▼
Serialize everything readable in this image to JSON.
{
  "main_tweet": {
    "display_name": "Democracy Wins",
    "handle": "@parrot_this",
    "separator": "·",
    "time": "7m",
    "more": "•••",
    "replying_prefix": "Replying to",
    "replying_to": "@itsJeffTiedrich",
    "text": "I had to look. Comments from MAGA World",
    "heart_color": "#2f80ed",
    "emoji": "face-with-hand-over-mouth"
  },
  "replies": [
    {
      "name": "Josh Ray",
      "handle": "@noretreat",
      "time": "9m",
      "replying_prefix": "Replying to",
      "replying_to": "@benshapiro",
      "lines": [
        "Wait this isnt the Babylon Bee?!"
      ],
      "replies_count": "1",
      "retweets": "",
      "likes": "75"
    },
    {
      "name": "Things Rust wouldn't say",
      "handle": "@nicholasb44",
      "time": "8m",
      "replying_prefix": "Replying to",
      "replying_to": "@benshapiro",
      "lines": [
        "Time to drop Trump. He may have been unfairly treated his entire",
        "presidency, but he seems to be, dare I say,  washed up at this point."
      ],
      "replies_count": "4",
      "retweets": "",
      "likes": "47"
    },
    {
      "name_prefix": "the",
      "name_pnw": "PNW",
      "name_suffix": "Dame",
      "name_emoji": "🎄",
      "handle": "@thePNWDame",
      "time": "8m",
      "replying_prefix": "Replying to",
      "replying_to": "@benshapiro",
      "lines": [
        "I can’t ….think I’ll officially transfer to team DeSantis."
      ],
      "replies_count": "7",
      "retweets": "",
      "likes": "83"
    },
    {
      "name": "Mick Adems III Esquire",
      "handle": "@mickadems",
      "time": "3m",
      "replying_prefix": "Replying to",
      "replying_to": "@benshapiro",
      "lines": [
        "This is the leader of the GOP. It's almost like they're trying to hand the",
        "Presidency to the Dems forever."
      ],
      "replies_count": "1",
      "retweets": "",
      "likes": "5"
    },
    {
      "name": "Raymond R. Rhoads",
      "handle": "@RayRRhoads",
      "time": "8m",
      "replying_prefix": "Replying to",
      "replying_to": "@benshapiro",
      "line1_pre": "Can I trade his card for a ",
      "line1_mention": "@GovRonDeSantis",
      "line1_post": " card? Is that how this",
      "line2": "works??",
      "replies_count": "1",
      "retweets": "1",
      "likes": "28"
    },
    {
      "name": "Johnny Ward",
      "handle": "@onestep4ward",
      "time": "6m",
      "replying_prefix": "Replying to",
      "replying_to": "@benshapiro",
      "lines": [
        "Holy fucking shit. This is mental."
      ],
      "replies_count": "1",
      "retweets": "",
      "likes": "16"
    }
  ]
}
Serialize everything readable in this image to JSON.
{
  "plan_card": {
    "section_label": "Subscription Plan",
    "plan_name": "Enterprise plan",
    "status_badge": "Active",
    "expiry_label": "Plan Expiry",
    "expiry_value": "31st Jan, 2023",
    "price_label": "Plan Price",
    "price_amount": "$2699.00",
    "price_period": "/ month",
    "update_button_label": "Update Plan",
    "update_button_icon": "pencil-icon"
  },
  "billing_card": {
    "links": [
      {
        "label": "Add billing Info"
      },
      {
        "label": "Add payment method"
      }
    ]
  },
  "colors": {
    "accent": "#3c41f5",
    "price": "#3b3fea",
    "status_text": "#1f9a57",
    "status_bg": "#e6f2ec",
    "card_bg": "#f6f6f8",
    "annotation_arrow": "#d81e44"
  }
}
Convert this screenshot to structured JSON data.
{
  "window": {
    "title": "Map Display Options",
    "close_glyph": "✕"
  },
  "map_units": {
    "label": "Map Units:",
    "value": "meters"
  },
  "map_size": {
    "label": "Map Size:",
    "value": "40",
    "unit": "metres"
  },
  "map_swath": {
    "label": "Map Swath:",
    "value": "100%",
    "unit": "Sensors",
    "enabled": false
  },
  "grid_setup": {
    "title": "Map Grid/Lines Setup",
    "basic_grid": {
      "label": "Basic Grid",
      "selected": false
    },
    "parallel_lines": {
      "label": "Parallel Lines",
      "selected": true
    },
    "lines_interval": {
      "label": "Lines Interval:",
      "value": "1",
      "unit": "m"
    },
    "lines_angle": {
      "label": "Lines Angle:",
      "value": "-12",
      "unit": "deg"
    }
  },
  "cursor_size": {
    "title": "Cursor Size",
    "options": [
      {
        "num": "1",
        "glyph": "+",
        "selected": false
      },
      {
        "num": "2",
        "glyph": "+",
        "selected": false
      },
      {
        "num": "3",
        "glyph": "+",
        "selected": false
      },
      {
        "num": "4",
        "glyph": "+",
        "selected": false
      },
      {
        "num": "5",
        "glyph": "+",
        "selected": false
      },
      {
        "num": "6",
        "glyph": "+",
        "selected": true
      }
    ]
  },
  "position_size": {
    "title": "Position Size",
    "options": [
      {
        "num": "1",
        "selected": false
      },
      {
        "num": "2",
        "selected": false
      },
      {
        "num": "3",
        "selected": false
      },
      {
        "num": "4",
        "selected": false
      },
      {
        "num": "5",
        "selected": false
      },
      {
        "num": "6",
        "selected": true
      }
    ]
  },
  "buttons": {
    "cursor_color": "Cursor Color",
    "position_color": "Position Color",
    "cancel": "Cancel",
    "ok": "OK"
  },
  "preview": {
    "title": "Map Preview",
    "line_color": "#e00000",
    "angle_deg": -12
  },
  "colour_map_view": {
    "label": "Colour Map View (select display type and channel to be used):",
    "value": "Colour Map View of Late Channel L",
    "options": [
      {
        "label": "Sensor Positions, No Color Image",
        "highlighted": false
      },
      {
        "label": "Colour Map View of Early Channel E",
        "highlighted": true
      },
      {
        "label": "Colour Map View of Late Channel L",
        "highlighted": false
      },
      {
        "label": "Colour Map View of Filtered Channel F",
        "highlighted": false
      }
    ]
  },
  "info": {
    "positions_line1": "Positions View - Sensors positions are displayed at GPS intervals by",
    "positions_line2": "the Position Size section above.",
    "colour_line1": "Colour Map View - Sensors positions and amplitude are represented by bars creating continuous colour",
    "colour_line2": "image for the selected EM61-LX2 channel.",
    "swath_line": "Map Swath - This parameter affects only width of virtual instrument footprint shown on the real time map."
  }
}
▲
• TASK REQUIREMENTS: Extract the listing in its entirety and repeat it exactly.

• ANSWER FOR THIS EXERCISE:
Serialize everything readable in this image to JSON.
{
  "main_tweet": {
    "display_name": "Democracy Wins",
    "handle": "@parrot_this",
    "separator": "·",
    "time": "7m",
    "more": "•••",
    "replying_prefix": "Replying to",
    "replying_to": "@itsJeffTiedrich",
    "text": "I had to look. Comments from MAGA World",
    "heart_color": "#2f80ed",
    "emoji": "face-with-hand-over-mouth"
  },
  "replies": [
    {
      "name": "Josh Ray",
      "handle": "@noretreat",
      "time": "9m",
      "replying_prefix": "Replying to",
      "replying_to": "@benshapiro",
      "lines": [
        "Wait this isnt the Babylon Bee?!"
      ],
      "replies_count": "1",
      "retweets": "",
      "likes": "75"
    },
    {
      "name": "Things Rust wouldn't say",
      "handle": "@nicholasb44",
      "time": "8m",
      "replying_prefix": "Replying to",
      "replying_to": "@benshapiro",
      "lines": [
        "Time to drop Trump. He may have been unfairly treated his entire",
        "presidency, but he seems to be, dare I say,  washed up at this point."
      ],
      "replies_count": "4",
      "retweets": "",
      "likes": "47"
    },
    {
      "name_prefix": "the",
      "name_pnw": "PNW",
      "name_suffix": "Dame",
      "name_emoji": "🎄",
      "handle": "@thePNWDame",
      "time": "8m",
      "replying_prefix": "Replying to",
      "replying_to": "@benshapiro",
      "lines": [
        "I can’t ….think I’ll officially transfer to team DeSantis."
      ],
      "replies_count": "7",
      "retweets": "",
      "likes": "83"
    },
    {
      "name": "Mick Adems III Esquire",
      "handle": "@mickadems",
      "time": "3m",
      "replying_prefix": "Replying to",
      "replying_to": "@benshapiro",
      "lines": [
        "This is the leader of the GOP. It's almost like they're trying to hand the",
        "Presidency to the Dems forever."
      ],
      "replies_count": "1",
      "retweets": "",
      "likes": "5"
    },
    {
      "name": "Raymond R. Rhoads",
      "handle": "@RayRRhoads",
      "time": "8m",
      "replying_prefix": "Replying to",
      "replying_to": "@benshapiro",
      "line1_pre": "Can I trade his card for a ",
      "line1_mention": "@GovRonDeSantis",
      "line1_post": " card? Is that how this",
      "line2": "works??",
      "replies_count": "1",
      "retweets": "1",
      "likes": "28"
    },
    {
      "name": "Johnny Ward",
      "handle": "@onestep4ward",
      "time": "6m",
      "replying_prefix": "Replying to",
      "replying_to": "@benshapiro",
      "lines": [
        "Holy fucking shit. This is mental."
      ],
      "replies_count": "1",
      "retweets": "",
      "likes": "16"
    }
  ]
}
Serialize everything readable in this image to JSON.
{
  "plan_card": {
    "section_label": "Subscription Plan",
    "plan_name": "Enterprise plan",
    "status_badge": "Active",
    "expiry_label": "Plan Expiry",
    "expiry_value": "31st Jan, 2023",
    "price_label": "Plan Price",
    "price_amount": "$2699.00",
    "price_period": "/ month",
    "update_button_label": "Update Plan",
    "update_button_icon": "pencil-icon"
  },
  "billing_card": {
    "links": [
      {
        "label": "Add billing Info"
      },
      {
        "label": "Add payment method"
      }
    ]
  },
  "colors": {
    "accent": "#3c41f5",
    "price": "#3b3fea",
    "status_text": "#1f9a57",
    "status_bg": "#e6f2ec",
    "card_bg": "#f6f6f8",
    "annotation_arrow": "#d81e44"
  }
}
Convert this screenshot to structured JSON data.
{
  "window": {
    "title": "Map Display Options",
    "close_glyph": "✕"
  },
  "map_units": {
    "label": "Map Units:",
    "value": "meters"
  },
  "map_size": {
    "label": "Map Size:",
    "value": "40",
    "unit": "metres"
  },
  "map_swath": {
    "label": "Map Swath:",
    "value": "100%",
    "unit": "Sensors",
    "enabled": false
  },
  "grid_setup": {
    "title": "Map Grid/Lines Setup",
    "basic_grid": {
      "label": "Basic Grid",
      "selected": false
    },
    "parallel_lines": {
      "label": "Parallel Lines",
      "selected": true
    },
    "lines_interval": {
      "label": "Lines Interval:",
      "value": "1",
      "unit": "m"
    },
    "lines_angle": {
      "label": "Lines Angle:",
      "value": "-12",
      "unit": "deg"
    }
  },
  "cursor_size": {
    "title": "Cursor Size",
    "options": [
      {
        "num": "1",
        "glyph": "+",
        "selected": false
      },
      {
        "num": "2",
        "glyph": "+",
        "selected": false
      },
      {
        "num": "3",
        "glyph": "+",
        "selected": false
      },
      {
        "num": "4",
        "glyph": "+",
        "selected": false
      },
      {
        "num": "5",
        "glyph": "+",
        "selected": false
      },
      {
        "num": "6",
        "glyph": "+",
        "selected": true
      }
    ]
  },
  "position_size": {
    "title": "Position Size",
    "options": [
      {
        "num": "1",
        "selected": false
      },
      {
        "num": "2",
        "selected": false
      },
      {
        "num": "3",
        "selected": false
      },
      {
        "num": "4",
        "selected": false
      },
      {
        "num": "5",
        "selected": false
      },
      {
        "num": "6",
        "selected": true
      }
    ]
  },
  "buttons": {
    "cursor_color": "Cursor Color",
    "position_color": "Position Color",
    "cancel": "Cancel",
    "ok": "OK"
  },
  "preview": {
    "title": "Map Preview",
    "line_color": "#e00000",
    "angle_deg": -12
  },
  "colour_map_view": {
    "label": "Colour Map View (select display type and channel to be used):",
    "value": "Colour Map View of Late Channel L",
    "options": [
      {
        "label": "Sensor Positions, No Color Image",
        "highlighted": false
      },
      {
        "label": "Colour Map View of Early Channel E",
        "highlighted": true
      },
      {
        "label": "Colour Map View of Late Channel L",
        "highlighted": false
      },
      {
        "label": "Colour Map View of Filtered Channel F",
        "highlighted": false
      }
    ]
  },
  "info": {
    "positions_line1": "Positions View - Sensors positions are displayed at GPS intervals by",
    "positions_line2": "the Position Size section above.",
    "colour_line1": "Colour Map View - Sensors positions and amplitude are represented by bars creating continuous colour",
    "colour_line2": "image for the selected EM61-LX2 channel.",
    "swath_line": "Map Swath - This parameter affects only width of virtual instrument footprint shown on the real time map."
  }
}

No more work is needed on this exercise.